## STATED PROBLEM
Each entry needs to be restated exactly as written.

## RECORDS FOR PROCESSING

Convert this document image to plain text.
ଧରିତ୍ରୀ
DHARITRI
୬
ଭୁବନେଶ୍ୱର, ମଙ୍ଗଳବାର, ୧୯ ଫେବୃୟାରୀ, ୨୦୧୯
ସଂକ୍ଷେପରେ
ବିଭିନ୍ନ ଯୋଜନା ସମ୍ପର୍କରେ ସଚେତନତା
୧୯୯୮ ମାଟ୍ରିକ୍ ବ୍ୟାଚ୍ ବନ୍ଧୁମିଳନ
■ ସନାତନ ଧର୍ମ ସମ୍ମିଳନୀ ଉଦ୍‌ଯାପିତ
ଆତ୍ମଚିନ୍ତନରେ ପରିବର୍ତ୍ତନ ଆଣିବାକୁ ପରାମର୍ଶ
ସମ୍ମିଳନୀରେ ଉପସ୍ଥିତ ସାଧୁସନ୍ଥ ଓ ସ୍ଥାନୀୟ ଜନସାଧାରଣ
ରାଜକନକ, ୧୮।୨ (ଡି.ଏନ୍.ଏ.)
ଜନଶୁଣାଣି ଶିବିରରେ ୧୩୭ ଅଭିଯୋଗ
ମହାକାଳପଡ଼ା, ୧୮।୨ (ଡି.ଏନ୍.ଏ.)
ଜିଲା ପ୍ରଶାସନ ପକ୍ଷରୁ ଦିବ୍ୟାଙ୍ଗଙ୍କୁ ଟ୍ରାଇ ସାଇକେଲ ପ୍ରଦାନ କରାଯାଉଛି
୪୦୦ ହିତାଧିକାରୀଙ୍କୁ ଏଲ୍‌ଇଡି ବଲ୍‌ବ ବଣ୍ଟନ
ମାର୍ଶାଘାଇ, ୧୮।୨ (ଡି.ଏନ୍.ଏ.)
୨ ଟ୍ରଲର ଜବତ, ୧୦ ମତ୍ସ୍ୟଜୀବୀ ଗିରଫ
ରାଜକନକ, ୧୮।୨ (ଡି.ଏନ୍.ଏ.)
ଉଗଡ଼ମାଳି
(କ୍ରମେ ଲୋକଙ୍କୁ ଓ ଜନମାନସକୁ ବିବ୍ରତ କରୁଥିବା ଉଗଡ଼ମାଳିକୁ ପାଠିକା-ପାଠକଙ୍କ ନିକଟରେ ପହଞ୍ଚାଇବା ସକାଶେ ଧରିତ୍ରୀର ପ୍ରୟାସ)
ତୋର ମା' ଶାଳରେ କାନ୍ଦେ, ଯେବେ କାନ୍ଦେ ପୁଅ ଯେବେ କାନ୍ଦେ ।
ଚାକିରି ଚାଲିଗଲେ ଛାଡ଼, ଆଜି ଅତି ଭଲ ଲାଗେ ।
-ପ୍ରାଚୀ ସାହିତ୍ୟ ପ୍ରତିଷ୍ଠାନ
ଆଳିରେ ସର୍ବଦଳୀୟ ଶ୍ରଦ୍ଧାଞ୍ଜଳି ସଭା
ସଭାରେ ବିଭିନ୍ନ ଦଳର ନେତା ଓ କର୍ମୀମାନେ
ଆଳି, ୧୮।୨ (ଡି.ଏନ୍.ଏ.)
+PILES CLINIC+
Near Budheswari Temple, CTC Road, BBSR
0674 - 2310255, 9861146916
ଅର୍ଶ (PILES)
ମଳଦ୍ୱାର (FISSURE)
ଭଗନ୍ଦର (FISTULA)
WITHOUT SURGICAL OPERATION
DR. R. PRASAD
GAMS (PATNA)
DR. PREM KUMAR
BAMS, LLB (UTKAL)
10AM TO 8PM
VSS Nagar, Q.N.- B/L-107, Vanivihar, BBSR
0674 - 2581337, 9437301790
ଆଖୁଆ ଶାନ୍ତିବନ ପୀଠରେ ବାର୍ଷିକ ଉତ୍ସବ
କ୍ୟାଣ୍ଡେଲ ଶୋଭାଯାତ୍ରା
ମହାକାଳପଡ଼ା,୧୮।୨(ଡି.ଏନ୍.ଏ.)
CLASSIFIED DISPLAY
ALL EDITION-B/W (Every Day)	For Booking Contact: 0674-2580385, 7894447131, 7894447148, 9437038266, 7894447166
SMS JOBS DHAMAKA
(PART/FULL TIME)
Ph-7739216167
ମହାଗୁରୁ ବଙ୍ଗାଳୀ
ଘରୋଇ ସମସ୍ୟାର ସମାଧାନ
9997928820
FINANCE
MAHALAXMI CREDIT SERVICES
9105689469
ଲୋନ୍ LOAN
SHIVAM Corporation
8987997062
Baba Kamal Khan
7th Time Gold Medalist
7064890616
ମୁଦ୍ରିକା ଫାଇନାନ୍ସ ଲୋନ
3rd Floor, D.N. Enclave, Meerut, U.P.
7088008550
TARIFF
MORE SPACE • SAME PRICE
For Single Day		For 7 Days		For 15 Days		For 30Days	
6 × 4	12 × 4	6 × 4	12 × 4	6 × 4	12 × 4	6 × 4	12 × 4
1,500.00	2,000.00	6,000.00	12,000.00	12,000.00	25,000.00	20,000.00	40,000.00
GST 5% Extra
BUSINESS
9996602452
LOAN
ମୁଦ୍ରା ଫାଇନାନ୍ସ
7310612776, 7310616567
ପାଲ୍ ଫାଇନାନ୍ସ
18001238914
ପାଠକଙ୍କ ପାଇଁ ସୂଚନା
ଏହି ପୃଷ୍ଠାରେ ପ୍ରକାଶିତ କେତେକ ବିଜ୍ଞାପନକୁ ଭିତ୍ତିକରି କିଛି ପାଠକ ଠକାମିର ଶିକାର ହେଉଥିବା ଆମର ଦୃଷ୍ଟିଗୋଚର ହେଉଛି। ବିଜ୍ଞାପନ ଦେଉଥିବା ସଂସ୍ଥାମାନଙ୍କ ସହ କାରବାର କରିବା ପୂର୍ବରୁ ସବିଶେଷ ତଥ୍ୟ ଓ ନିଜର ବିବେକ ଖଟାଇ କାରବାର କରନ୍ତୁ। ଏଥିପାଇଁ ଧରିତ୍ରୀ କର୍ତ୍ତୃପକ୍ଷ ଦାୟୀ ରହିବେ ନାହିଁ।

## RESULT
Convert this document image to plain text.
ଧରିତ୍ରୀ
DHARITRI
୬
ଭୁବନେଶ୍ୱର, ମଙ୍ଗଳବାର, ୧୯ ଫେବୃୟାରୀ, ୨୦୧୯
ସଂକ୍ଷେପରେ
ବିଭିନ୍ନ ଯୋଜନା ସମ୍ପର୍କରେ ସଚେତନତା
୧୯୯୮ ମାଟ୍ରିକ୍ ବ୍ୟାଚ୍ ବନ୍ଧୁମିଳନ
■ ସନାତନ ଧର୍ମ ସମ୍ମିଳନୀ ଉଦ୍‌ଯାପିତ
ଆତ୍ମଚିନ୍ତନରେ ପରିବର୍ତ୍ତନ ଆଣିବାକୁ ପରାମର୍ଶ
ସମ୍ମିଳନୀରେ ଉପସ୍ଥିତ ସାଧୁସନ୍ଥ ଓ ସ୍ଥାନୀୟ ଜନସାଧାରଣ
ରାଜକନକ, ୧୮।୨ (ଡି.ଏନ୍.ଏ.)
ଜନଶୁଣାଣି ଶିବିରରେ ୧୩୭ ଅଭିଯୋଗ
ମହାକାଳପଡ଼ା, ୧୮।୨ (ଡି.ଏନ୍.ଏ.)
ଜିଲା ପ୍ରଶାସନ ପକ୍ଷରୁ ଦିବ୍ୟାଙ୍ଗଙ୍କୁ ଟ୍ରାଇ ସାଇକେଲ ପ୍ରଦାନ କରାଯାଉଛି
୪୦୦ ହିତାଧିକାରୀଙ୍କୁ ଏଲ୍‌ଇଡି ବଲ୍‌ବ ବଣ୍ଟନ
ମାର୍ଶାଘାଇ, ୧୮।୨ (ଡି.ଏନ୍.ଏ.)
୨ ଟ୍ରଲର ଜବତ, ୧୦ ମତ୍ସ୍ୟଜୀବୀ ଗିରଫ
ରାଜକନକ, ୧୮।୨ (ଡି.ଏନ୍.ଏ.)
ଉଗଡ଼ମାଳି
(କ୍ରମେ ଲୋକଙ୍କୁ ଓ ଜନମାନସକୁ ବିବ୍ରତ କରୁଥିବା ଉଗଡ଼ମାଳିକୁ ପାଠିକା-ପାଠକଙ୍କ ନିକଟରେ ପହଞ୍ଚାଇବା ସକାଶେ ଧରିତ୍ରୀର ପ୍ରୟାସ)
ତୋର ମା' ଶାଳରେ କାନ୍ଦେ, ଯେବେ କାନ୍ଦେ ପୁଅ ଯେବେ କାନ୍ଦେ ।
ଚାକିରି ଚାଲିଗଲେ ଛାଡ଼, ଆଜି ଅତି ଭଲ ଲାଗେ ।
-ପ୍ରାଚୀ ସାହିତ୍ୟ ପ୍ରତିଷ୍ଠାନ
ଆଳିରେ ସର୍ବଦଳୀୟ ଶ୍ରଦ୍ଧାଞ୍ଜଳି ସଭା
ସଭାରେ ବିଭିନ୍ନ ଦଳର ନେତା ଓ କର୍ମୀମାନେ
ଆଳି, ୧୮।୨ (ଡି.ଏନ୍.ଏ.)
+PILES CLINIC+
Near Budheswari Temple, CTC Road, BBSR
0674 - 2310255, 9861146916
ଅର୍ଶ (PILES)
ମଳଦ୍ୱାର (FISSURE)
ଭଗନ୍ଦର (FISTULA)
WITHOUT SURGICAL OPERATION
DR. R. PRASAD
GAMS (PATNA)
DR. PREM KUMAR
BAMS, LLB (UTKAL)
10AM TO 8PM
VSS Nagar, Q.N.- B/L-107, Vanivihar, BBSR
0674 - 2581337, 9437301790
ଆଖୁଆ ଶାନ୍ତିବନ ପୀଠରେ ବାର୍ଷିକ ଉତ୍ସବ
କ୍ୟାଣ୍ଡେଲ ଶୋଭାଯାତ୍ରା
ମହାକାଳପଡ଼ା,୧୮।୨(ଡି.ଏନ୍.ଏ.)
CLASSIFIED DISPLAY
ALL EDITION-B/W (Every Day)	For Booking Contact: 0674-2580385, 7894447131, 7894447148, 9437038266, 7894447166
SMS JOBS DHAMAKA
(PART/FULL TIME)
Ph-7739216167
ମହାଗୁରୁ ବଙ୍ଗାଳୀ
ଘରୋଇ ସମସ୍ୟାର ସମାଧାନ
9997928820
FINANCE
MAHALAXMI CREDIT SERVICES
9105689469
ଲୋନ୍ LOAN
SHIVAM Corporation
8987997062
Baba Kamal Khan
7th Time Gold Medalist
7064890616
ମୁଦ୍ରିକା ଫାଇନାନ୍ସ ଲୋନ
3rd Floor, D.N. Enclave, Meerut, U.P.
7088008550
TARIFF
MORE SPACE • SAME PRICE
For Single Day		For 7 Days		For 15 Days		For 30Days	
6 × 4	12 × 4	6 × 4	12 × 4	6 × 4	12 × 4	6 × 4	12 × 4
1,500.00	2,000.00	6,000.00	12,000.00	12,000.00	25,000.00	20,000.00	40,000.00
GST 5% Extra
BUSINESS
9996602452
LOAN
ମୁଦ୍ରା ଫାଇନାନ୍ସ
7310612776, 7310616567
ପାଲ୍ ଫାଇନାନ୍ସ
18001238914
ପାଠକଙ୍କ ପାଇଁ ସୂଚନା
ଏହି ପୃଷ୍ଠାରେ ପ୍ରକାଶିତ କେତେକ ବିଜ୍ଞାପନକୁ ଭିତ୍ତିକରି କିଛି ପାଠକ ଠକାମିର ଶିକାର ହେଉଥିବା ଆମର ଦୃଷ୍ଟିଗୋଚର ହେଉଛି। ବିଜ୍ଞାପନ ଦେଉଥିବା ସଂସ୍ଥାମାନଙ୍କ ସହ କାରବାର କରିବା ପୂର୍ବରୁ ସବିଶେଷ ତଥ୍ୟ ଓ ନିଜର ବିବେକ ଖଟାଇ କାରବାର କରନ୍ତୁ। ଏଥିପାଇଁ ଧରିତ୍ରୀ କର୍ତ୍ତୃପକ୍ଷ ଦାୟୀ ରହିବେ ନାହିଁ।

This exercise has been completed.